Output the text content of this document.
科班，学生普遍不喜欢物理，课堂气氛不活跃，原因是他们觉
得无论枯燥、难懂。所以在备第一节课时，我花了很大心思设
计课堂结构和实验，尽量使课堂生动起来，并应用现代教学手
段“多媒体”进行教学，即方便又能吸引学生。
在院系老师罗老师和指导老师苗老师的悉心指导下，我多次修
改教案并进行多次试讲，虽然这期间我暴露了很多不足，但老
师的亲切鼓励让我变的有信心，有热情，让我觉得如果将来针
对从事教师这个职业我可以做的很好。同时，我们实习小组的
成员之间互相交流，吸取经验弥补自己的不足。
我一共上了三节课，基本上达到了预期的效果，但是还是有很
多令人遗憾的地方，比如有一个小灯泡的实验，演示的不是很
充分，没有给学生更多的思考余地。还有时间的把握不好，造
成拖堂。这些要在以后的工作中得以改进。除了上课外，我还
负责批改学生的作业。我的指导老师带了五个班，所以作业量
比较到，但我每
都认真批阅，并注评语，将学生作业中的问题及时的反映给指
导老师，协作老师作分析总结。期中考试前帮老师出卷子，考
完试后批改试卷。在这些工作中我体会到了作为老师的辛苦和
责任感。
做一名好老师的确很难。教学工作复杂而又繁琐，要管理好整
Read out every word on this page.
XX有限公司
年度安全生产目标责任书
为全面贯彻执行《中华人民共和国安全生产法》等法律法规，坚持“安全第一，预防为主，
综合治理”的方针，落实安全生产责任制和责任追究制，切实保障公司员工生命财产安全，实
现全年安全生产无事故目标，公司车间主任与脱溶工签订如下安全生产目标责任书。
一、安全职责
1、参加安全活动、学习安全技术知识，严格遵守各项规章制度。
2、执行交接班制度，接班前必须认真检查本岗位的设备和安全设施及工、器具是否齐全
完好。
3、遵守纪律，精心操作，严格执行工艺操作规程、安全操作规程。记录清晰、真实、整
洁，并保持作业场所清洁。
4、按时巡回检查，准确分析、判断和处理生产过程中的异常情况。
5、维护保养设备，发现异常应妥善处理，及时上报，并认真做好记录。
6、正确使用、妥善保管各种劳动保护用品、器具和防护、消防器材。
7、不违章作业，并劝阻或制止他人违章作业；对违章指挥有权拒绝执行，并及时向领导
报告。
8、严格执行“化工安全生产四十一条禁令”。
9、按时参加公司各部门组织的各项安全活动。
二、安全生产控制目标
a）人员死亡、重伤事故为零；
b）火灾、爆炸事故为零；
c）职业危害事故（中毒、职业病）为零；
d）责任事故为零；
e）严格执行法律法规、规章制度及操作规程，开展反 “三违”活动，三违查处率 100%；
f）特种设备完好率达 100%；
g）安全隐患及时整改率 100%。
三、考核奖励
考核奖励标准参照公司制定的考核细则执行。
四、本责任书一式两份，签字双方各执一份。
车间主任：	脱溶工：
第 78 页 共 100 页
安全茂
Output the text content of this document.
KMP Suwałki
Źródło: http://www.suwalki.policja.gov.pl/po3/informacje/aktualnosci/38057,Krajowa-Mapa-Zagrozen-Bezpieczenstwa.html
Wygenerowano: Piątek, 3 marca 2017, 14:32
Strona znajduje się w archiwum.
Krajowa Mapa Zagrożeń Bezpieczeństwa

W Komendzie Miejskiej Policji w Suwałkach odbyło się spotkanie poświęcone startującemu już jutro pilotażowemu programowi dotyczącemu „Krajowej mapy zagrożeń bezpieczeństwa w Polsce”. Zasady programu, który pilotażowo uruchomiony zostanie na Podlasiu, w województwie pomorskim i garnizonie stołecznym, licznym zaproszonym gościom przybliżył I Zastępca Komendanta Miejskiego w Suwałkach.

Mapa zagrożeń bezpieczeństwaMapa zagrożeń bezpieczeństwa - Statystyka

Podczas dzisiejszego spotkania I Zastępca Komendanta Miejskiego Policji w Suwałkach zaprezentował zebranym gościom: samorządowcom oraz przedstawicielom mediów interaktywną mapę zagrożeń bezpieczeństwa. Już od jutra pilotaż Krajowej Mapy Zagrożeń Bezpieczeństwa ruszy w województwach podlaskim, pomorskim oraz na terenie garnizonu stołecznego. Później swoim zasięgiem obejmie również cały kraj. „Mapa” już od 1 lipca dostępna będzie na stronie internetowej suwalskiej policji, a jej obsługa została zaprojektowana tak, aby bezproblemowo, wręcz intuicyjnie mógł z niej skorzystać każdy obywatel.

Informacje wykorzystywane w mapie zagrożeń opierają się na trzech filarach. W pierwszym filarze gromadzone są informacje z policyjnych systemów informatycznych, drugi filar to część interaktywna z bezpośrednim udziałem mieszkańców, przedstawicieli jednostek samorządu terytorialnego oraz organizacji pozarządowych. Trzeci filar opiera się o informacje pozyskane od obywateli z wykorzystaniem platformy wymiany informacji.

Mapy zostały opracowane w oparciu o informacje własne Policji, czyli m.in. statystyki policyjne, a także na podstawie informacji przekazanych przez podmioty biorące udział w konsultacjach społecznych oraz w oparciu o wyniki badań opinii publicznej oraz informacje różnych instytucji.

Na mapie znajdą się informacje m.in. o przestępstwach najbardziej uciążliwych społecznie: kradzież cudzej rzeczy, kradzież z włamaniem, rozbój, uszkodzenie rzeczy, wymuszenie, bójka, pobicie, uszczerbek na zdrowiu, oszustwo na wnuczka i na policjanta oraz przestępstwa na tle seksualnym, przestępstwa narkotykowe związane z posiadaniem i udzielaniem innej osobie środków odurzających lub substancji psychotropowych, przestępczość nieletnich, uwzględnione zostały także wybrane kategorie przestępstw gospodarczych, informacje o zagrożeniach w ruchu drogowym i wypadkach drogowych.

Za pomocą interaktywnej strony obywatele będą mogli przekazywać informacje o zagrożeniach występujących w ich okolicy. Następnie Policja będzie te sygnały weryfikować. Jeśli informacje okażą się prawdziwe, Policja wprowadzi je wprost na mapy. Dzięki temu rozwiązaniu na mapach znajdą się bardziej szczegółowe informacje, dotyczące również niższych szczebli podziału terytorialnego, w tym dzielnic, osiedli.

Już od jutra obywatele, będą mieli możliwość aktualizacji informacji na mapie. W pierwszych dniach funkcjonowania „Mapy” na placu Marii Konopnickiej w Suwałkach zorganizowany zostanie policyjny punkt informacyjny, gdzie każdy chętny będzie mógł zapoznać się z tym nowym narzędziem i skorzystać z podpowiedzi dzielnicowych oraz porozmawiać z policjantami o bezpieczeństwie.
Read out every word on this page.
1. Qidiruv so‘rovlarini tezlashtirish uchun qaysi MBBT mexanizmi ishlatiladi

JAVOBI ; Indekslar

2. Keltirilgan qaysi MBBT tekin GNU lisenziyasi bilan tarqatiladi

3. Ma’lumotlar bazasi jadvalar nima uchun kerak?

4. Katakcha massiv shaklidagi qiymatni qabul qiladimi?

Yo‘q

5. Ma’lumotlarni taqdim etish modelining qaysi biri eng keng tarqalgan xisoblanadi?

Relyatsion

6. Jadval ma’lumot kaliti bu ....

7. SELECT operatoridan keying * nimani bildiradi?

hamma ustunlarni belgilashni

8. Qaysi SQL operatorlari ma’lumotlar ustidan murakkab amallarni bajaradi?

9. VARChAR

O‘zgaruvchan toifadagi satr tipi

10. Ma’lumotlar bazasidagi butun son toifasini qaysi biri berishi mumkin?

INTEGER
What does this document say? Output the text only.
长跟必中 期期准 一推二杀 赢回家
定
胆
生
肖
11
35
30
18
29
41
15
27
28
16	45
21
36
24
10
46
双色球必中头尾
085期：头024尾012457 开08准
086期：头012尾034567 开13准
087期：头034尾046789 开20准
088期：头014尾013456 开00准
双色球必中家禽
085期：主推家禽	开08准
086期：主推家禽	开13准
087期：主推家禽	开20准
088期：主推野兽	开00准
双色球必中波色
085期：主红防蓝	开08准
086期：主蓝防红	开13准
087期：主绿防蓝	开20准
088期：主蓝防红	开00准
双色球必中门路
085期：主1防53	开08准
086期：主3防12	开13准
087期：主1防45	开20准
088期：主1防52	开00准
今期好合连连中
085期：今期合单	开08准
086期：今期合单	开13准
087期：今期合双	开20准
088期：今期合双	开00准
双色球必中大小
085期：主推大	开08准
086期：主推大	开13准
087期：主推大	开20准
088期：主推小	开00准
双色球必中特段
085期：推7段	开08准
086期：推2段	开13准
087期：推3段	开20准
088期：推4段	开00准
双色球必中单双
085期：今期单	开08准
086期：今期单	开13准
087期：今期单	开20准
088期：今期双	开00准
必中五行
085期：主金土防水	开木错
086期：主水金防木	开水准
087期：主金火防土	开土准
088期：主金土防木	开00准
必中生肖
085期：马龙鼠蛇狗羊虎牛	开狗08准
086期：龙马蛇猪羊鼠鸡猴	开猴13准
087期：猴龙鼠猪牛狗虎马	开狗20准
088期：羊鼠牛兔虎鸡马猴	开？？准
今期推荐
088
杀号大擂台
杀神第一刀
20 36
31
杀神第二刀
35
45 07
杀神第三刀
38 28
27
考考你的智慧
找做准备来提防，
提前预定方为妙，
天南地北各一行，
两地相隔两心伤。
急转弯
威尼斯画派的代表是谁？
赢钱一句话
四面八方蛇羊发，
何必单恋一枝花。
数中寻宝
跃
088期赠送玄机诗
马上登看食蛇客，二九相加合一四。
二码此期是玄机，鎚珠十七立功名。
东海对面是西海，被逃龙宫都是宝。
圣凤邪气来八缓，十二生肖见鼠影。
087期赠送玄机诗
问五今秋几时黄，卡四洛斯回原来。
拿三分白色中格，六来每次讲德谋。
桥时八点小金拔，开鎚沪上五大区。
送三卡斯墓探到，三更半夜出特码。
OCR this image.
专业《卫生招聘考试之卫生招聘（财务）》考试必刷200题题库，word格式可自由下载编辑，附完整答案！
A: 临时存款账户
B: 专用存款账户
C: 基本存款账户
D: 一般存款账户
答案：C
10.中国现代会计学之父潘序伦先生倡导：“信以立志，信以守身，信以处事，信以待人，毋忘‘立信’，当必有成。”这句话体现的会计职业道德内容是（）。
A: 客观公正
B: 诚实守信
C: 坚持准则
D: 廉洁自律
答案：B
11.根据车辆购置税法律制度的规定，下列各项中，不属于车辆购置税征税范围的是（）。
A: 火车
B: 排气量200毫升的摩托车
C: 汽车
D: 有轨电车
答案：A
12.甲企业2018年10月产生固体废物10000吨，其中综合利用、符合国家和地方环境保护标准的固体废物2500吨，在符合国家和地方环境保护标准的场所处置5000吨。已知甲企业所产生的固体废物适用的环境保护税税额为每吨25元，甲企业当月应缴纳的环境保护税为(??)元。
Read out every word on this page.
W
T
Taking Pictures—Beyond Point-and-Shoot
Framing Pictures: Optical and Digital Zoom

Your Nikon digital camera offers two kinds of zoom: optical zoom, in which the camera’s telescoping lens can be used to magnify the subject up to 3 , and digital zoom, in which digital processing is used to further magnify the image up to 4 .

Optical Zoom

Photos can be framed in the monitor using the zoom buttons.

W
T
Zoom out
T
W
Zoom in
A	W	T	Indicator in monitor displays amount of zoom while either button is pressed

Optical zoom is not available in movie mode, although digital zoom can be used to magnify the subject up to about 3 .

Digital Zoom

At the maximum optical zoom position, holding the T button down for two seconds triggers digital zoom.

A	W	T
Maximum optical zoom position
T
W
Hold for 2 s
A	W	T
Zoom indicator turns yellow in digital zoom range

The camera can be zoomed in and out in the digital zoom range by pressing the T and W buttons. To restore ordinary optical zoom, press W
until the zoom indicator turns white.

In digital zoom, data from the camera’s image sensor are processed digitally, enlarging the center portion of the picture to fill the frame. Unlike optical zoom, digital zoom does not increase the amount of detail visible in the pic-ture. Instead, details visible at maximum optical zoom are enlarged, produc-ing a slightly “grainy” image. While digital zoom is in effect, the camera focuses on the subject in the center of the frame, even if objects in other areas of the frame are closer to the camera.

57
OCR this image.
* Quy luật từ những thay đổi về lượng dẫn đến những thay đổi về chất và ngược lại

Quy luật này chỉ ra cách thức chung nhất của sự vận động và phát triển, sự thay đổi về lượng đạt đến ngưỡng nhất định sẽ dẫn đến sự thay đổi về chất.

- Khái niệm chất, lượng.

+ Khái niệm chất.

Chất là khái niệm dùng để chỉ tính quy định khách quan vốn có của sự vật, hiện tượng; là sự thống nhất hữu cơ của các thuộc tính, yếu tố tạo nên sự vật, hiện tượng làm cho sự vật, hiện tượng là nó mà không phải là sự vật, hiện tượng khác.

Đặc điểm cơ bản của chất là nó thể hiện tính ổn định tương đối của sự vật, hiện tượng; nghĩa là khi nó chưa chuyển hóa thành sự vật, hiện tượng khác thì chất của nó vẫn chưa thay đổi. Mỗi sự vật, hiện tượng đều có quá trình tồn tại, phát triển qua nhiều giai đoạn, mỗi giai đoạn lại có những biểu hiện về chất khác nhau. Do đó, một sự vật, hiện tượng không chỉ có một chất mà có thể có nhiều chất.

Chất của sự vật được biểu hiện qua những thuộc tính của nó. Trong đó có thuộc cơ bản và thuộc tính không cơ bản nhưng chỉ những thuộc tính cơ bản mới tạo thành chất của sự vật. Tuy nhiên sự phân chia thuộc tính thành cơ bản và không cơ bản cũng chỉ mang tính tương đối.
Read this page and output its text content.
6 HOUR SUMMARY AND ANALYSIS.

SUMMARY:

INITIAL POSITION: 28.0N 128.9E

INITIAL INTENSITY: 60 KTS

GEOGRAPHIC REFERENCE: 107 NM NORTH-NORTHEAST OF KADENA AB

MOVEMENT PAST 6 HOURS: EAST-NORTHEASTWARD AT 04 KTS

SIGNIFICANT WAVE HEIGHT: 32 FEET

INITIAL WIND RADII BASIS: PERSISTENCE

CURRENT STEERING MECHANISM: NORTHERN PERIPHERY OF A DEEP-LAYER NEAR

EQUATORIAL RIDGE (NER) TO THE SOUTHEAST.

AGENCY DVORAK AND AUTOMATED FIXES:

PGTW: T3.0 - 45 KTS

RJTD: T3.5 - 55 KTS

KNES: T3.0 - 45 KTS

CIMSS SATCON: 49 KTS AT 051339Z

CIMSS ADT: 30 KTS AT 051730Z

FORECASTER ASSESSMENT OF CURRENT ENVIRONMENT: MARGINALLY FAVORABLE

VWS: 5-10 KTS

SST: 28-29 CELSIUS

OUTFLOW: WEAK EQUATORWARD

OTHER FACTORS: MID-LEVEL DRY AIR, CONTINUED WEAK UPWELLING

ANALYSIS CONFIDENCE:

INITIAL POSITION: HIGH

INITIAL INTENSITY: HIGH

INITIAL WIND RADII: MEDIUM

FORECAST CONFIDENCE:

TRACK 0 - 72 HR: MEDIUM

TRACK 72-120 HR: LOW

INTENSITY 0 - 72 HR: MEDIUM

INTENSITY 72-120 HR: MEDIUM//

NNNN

^^^^

→ The request
From the data above, copy each line that has the string "turns".

→ Answer for the task
Zoom indicator turns yellow in digital zoom range
until the zoom indicator turns white.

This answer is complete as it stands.